# [Task directions]
Write the entries out again exactly as they stand, but without the pictures.

# [Dataset excerpts]
"""

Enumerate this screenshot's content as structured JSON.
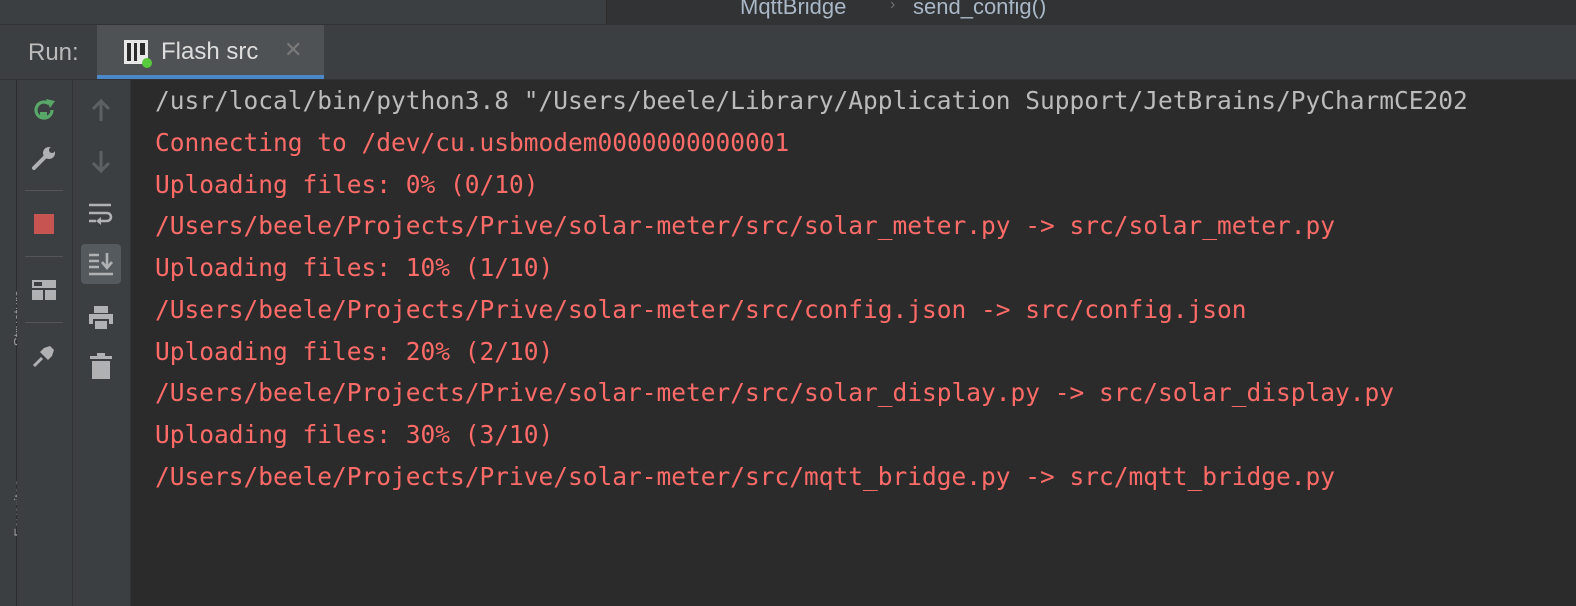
{
  "breadcrumb": {
    "class_name": "MqttBridge",
    "separator": "›",
    "method_name": "send_config()"
  },
  "run_window": {
    "label": "Run:",
    "tab": {
      "title": "Flash src",
      "icon": "run-config-icon",
      "close_glyph": "✕"
    }
  },
  "side_strip": {
    "labels": [
      "Structure",
      "Favorites"
    ]
  },
  "toolbar_primary": [
    {
      "name": "rerun-icon",
      "tooltip": "Rerun"
    },
    {
      "name": "wrench-icon",
      "tooltip": "Modify run configuration"
    },
    {
      "name": "stop-icon",
      "tooltip": "Stop"
    },
    {
      "name": "layout-icon",
      "tooltip": "Restore layout"
    },
    {
      "name": "pin-icon",
      "tooltip": "Pin tab"
    }
  ],
  "toolbar_secondary": [
    {
      "name": "arrow-up-icon",
      "tooltip": "Up the stack trace"
    },
    {
      "name": "arrow-down-icon",
      "tooltip": "Down the stack trace"
    },
    {
      "name": "soft-wrap-icon",
      "tooltip": "Soft-wrap"
    },
    {
      "name": "scroll-to-end-icon",
      "tooltip": "Scroll to the end",
      "pressed": true
    },
    {
      "name": "print-icon",
      "tooltip": "Print"
    },
    {
      "name": "trash-icon",
      "tooltip": "Clear all"
    }
  ],
  "console": {
    "lines": [
      {
        "type": "cmd",
        "text": "/usr/local/bin/python3.8 \"/Users/beele/Library/Application Support/JetBrains/PyCharmCE202"
      },
      {
        "type": "err",
        "text": "Connecting to /dev/cu.usbmodem0000000000001"
      },
      {
        "type": "err",
        "text": "Uploading files: 0% (0/10)"
      },
      {
        "type": "err",
        "text": "/Users/beele/Projects/Prive/solar-meter/src/solar_meter.py -> src/solar_meter.py"
      },
      {
        "type": "err",
        "text": "Uploading files: 10% (1/10)"
      },
      {
        "type": "err",
        "text": "/Users/beele/Projects/Prive/solar-meter/src/config.json -> src/config.json"
      },
      {
        "type": "err",
        "text": "Uploading files: 20% (2/10)"
      },
      {
        "type": "err",
        "text": "/Users/beele/Projects/Prive/solar-meter/src/solar_display.py -> src/solar_display.py"
      },
      {
        "type": "err",
        "text": "Uploading files: 30% (3/10)"
      },
      {
        "type": "err",
        "text": "/Users/beele/Projects/Prive/solar-meter/src/mqtt_bridge.py -> src/mqtt_bridge.py"
      }
    ]
  },
  "colors": {
    "background": "#2b2b2b",
    "panel": "#3c3f41",
    "command_text": "#bbbbbb",
    "stderr_text": "#ff6b68",
    "rerun_green": "#59a869",
    "stop_red": "#c75450",
    "running_dot": "#59c93e"
  }
}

"""

# [The response]
Enumerate this screenshot's content as structured JSON.
{
  "breadcrumb": {
    "class_name": "MqttBridge",
    "separator": "›",
    "method_name": "send_config()"
  },
  "run_window": {
    "label": "Run:",
    "tab": {
      "title": "Flash src",
      "icon": "run-config-icon",
      "close_glyph": "✕"
    }
  },
  "side_strip": {
    "labels": [
      "Structure",
      "Favorites"
    ]
  },
  "toolbar_primary": [
    {
      "name": "rerun-icon",
      "tooltip": "Rerun"
    },
    {
      "name": "wrench-icon",
      "tooltip": "Modify run configuration"
    },
    {
      "name": "stop-icon",
      "tooltip": "Stop"
    },
    {
      "name": "layout-icon",
      "tooltip": "Restore layout"
    },
    {
      "name": "pin-icon",
      "tooltip": "Pin tab"
    }
  ],
  "toolbar_secondary": [
    {
      "name": "arrow-up-icon",
      "tooltip": "Up the stack trace"
    },
    {
      "name": "arrow-down-icon",
      "tooltip": "Down the stack trace"
    },
    {
      "name": "soft-wrap-icon",
      "tooltip": "Soft-wrap"
    },
    {
      "name": "scroll-to-end-icon",
      "tooltip": "Scroll to the end",
      "pressed": true
    },
    {
      "name": "print-icon",
      "tooltip": "Print"
    },
    {
      "name": "trash-icon",
      "tooltip": "Clear all"
    }
  ],
  "console": {
    "lines": [
      {
        "type": "cmd",
        "text": "/usr/local/bin/python3.8 \"/Users/beele/Library/Application Support/JetBrains/PyCharmCE202"
      },
      {
        "type": "err",
        "text": "Connecting to /dev/cu.usbmodem0000000000001"
      },
      {
        "type": "err",
        "text": "Uploading files: 0% (0/10)"
      },
      {
        "type": "err",
        "text": "/Users/beele/Projects/Prive/solar-meter/src/solar_meter.py -> src/solar_meter.py"
      },
      {
        "type": "err",
        "text": "Uploading files: 10% (1/10)"
      },
      {
        "type": "err",
        "text": "/Users/beele/Projects/Prive/solar-meter/src/config.json -> src/config.json"
      },
      {
        "type": "err",
        "text": "Uploading files: 20% (2/10)"
      },
      {
        "type": "err",
        "text": "/Users/beele/Projects/Prive/solar-meter/src/solar_display.py -> src/solar_display.py"
      },
      {
        "type": "err",
        "text": "Uploading files: 30% (3/10)"
      },
      {
        "type": "err",
        "text": "/Users/beele/Projects/Prive/solar-meter/src/mqtt_bridge.py -> src/mqtt_bridge.py"
      }
    ]
  },
  "colors": {
    "background": "#2b2b2b",
    "panel": "#3c3f41",
    "command_text": "#bbbbbb",
    "stderr_text": "#ff6b68",
    "rerun_green": "#59a869",
    "stop_red": "#c75450",
    "running_dot": "#59c93e"
  }
}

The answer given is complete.